▶ [TASK PROMPT]:
What is the number of lines containing "icon"? Give only that number.

Dataset items
====
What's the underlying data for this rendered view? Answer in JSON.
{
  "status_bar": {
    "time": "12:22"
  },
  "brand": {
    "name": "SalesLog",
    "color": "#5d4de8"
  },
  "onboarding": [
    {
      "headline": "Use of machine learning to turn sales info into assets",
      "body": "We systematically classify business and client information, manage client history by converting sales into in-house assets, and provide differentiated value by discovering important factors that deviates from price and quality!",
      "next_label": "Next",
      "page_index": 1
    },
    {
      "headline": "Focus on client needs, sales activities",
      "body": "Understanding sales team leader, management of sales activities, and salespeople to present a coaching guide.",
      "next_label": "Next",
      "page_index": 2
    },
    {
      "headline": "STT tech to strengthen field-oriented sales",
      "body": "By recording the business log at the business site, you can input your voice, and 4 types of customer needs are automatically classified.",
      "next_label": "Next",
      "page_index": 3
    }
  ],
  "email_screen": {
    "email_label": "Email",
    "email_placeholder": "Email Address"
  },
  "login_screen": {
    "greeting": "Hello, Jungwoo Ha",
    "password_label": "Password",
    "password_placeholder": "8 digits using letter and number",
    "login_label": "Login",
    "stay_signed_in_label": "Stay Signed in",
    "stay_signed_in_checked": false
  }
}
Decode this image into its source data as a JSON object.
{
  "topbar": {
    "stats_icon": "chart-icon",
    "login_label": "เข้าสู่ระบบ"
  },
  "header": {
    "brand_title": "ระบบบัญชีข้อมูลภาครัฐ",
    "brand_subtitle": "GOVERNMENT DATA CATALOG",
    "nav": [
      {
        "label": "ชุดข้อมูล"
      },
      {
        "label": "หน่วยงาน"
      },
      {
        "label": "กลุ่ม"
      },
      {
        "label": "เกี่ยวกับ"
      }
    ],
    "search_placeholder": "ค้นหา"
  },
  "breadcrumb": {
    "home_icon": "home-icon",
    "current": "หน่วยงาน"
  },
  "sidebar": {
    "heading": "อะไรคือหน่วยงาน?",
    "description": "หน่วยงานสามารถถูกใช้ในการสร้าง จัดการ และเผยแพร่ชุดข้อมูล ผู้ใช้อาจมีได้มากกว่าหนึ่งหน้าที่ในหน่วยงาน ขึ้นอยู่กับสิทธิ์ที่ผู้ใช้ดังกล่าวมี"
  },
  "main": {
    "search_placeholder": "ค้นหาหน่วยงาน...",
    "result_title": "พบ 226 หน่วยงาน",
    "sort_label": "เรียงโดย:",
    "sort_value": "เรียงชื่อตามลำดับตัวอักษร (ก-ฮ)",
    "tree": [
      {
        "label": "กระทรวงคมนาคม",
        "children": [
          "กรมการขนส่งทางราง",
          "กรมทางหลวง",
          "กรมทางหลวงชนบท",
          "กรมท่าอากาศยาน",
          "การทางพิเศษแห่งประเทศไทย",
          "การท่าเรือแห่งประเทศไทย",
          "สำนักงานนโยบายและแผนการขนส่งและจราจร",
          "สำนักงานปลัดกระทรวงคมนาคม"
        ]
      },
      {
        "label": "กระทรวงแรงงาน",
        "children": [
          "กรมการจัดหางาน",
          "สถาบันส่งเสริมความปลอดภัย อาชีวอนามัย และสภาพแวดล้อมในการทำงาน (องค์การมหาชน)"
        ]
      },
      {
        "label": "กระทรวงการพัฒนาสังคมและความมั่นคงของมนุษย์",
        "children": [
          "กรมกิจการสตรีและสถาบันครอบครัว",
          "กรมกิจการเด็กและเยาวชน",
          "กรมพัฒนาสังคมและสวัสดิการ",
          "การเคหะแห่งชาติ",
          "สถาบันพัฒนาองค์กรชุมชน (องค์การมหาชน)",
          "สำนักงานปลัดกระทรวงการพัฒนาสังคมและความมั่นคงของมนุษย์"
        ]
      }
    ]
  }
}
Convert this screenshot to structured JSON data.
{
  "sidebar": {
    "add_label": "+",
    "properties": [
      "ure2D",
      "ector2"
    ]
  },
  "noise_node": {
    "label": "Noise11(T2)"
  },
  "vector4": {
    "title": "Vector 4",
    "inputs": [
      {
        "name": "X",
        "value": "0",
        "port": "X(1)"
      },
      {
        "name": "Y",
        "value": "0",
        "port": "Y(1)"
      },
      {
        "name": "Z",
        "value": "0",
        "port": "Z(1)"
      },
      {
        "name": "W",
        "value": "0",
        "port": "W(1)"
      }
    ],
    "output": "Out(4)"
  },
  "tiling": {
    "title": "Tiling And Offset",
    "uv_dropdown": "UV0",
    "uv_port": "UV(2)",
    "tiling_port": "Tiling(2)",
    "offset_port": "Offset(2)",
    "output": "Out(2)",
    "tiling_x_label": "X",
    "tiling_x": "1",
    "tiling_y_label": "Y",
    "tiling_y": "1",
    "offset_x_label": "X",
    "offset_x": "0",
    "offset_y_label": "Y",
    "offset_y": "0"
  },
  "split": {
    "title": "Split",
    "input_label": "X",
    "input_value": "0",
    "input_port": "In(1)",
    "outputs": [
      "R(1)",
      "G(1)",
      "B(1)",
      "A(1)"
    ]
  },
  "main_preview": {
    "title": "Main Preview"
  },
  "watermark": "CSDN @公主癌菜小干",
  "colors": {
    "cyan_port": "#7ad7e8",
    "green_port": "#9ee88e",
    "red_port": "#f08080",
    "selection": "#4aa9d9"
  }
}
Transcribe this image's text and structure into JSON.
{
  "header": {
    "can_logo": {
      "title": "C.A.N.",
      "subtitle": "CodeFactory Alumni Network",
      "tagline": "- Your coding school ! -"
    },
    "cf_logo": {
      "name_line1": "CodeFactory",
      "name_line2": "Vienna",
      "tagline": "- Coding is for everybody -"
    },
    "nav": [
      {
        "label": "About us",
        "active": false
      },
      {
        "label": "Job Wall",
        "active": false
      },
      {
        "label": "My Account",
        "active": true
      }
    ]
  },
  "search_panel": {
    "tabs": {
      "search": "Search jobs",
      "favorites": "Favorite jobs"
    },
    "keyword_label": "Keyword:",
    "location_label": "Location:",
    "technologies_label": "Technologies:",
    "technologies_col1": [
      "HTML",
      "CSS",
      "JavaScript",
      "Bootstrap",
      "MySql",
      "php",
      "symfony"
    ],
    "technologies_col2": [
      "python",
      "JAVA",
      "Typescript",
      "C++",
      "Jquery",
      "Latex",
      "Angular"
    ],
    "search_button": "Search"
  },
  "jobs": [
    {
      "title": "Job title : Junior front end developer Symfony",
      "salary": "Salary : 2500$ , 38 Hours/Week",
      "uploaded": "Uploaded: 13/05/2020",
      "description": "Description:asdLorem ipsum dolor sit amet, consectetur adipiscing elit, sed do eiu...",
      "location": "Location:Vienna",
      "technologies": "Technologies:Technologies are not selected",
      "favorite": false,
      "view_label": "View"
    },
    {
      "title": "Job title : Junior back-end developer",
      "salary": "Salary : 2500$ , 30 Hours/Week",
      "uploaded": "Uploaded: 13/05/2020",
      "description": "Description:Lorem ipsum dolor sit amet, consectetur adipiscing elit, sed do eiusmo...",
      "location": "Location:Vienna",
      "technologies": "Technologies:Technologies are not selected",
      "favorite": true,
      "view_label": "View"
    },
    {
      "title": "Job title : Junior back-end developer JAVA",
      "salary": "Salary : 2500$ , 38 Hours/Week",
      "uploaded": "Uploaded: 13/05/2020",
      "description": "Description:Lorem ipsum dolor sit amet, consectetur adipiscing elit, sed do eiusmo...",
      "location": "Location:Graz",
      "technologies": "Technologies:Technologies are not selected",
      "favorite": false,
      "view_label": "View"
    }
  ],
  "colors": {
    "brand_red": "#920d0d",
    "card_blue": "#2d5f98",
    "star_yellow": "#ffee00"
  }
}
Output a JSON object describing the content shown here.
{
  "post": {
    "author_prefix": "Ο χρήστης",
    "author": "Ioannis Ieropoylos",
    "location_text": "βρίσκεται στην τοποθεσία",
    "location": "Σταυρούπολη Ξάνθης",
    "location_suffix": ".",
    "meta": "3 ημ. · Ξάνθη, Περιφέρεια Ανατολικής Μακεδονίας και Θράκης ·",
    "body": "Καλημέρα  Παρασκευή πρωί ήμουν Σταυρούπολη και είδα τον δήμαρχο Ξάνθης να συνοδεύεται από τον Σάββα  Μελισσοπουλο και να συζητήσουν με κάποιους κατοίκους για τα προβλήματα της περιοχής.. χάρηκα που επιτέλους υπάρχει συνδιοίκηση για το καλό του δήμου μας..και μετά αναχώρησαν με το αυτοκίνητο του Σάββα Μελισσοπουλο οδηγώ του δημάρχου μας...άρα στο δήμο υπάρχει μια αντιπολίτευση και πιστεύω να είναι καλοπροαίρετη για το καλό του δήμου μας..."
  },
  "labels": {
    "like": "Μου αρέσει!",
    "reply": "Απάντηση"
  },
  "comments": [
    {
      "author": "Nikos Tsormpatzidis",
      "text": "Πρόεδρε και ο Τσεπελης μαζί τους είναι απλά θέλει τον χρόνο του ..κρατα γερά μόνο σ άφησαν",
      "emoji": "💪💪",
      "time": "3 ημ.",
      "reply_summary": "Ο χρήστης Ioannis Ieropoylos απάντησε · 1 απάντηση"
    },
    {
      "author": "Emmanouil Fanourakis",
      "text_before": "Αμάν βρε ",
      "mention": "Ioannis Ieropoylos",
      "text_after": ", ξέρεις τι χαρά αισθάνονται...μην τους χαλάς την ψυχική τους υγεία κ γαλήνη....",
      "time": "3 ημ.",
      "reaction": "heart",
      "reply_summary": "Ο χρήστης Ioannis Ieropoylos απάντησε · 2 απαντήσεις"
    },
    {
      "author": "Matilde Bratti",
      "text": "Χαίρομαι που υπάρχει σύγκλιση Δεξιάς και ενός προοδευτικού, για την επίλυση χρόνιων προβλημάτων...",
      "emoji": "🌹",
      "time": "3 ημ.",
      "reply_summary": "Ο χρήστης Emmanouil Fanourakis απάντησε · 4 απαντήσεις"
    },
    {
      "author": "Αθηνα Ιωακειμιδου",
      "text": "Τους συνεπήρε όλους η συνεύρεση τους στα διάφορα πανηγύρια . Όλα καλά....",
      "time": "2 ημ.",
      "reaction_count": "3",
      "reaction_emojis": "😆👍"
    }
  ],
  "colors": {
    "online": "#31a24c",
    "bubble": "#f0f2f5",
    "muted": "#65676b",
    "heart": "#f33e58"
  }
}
====
▶ [REPLY TO THE TASK]:
2